§ MATERIAL FOR THIS EXERCISE

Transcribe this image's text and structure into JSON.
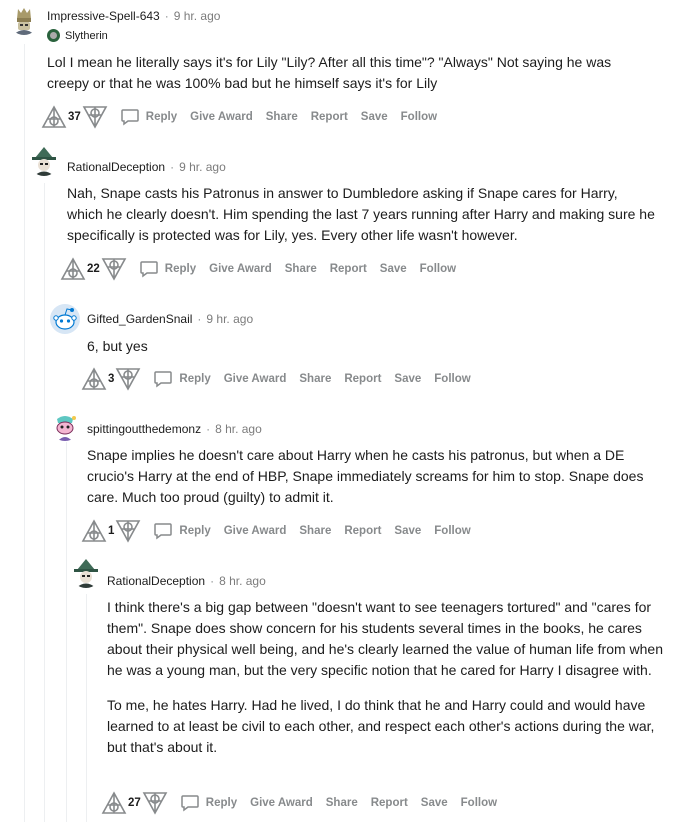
{
  "comments": [
    {
      "username": "Impressive-Spell-643",
      "time": "9 hr. ago",
      "flair": "Slytherin",
      "avatar": "wizard-helmet-avatar",
      "paragraphs": [
        "Lol I mean he literally says it's for Lily \"Lily? After all this time\"? \"Always\" Not saying he was creepy or that he was 100% bad but he himself says it's for Lily"
      ],
      "score": "37"
    },
    {
      "username": "RationalDeception",
      "time": "9 hr. ago",
      "avatar": "green-witch-hat-avatar",
      "paragraphs": [
        "Nah, Snape casts his Patronus in answer to Dumbledore asking if Snape cares for Harry, which he clearly doesn't. Him spending the last 7 years running after Harry and making sure he specifically is protected was for Lily, yes. Every other life wasn't however."
      ],
      "score": "22"
    },
    {
      "username": "Gifted_GardenSnail",
      "time": "9 hr. ago",
      "avatar": "snoo-default-avatar",
      "paragraphs": [
        "6, but yes"
      ],
      "score": "3"
    },
    {
      "username": "spittingoutthedemonz",
      "time": "8 hr. ago",
      "avatar": "pink-snoo-avatar",
      "paragraphs": [
        "Snape implies he doesn't care about Harry when he casts his patronus, but when a DE crucio's Harry at the end of HBP, Snape immediately screams for him to stop. Snape does care. Much too proud (guilty) to admit it."
      ],
      "score": "1"
    },
    {
      "username": "RationalDeception",
      "time": "8 hr. ago",
      "avatar": "green-witch-hat-avatar",
      "paragraphs": [
        "I think there's a big gap between \"doesn't want to see teenagers tortured\" and \"cares for them\". Snape does show concern for his students several times in the books, he cares about their physical well being, and he's clearly learned the value of human life from when he was a young man, but the very specific notion that he cared for Harry I disagree with.",
        "To me, he hates Harry. Had he lived, I do think that he and Harry could and would have learned to at least be civil to each other, and respect each other's actions during the war, but that's about it."
      ],
      "score": "27"
    }
  ],
  "actions": {
    "reply": "Reply",
    "give_award": "Give Award",
    "share": "Share",
    "report": "Report",
    "save": "Save",
    "follow": "Follow"
  },
  "separator": "·",
  "colors": {
    "text": "#1c1c1c",
    "meta": "#878a8c",
    "thread_line": "#edeff1",
    "flair_green": "#2a623d"
  }
}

§ REQUIREMENT
Search the entries for the word "score", then list each line that holds it.

§ FINISHED TASK
      "score": "37"
      "score": "22"
      "score": "3"
      "score": "1"
      "score": "27"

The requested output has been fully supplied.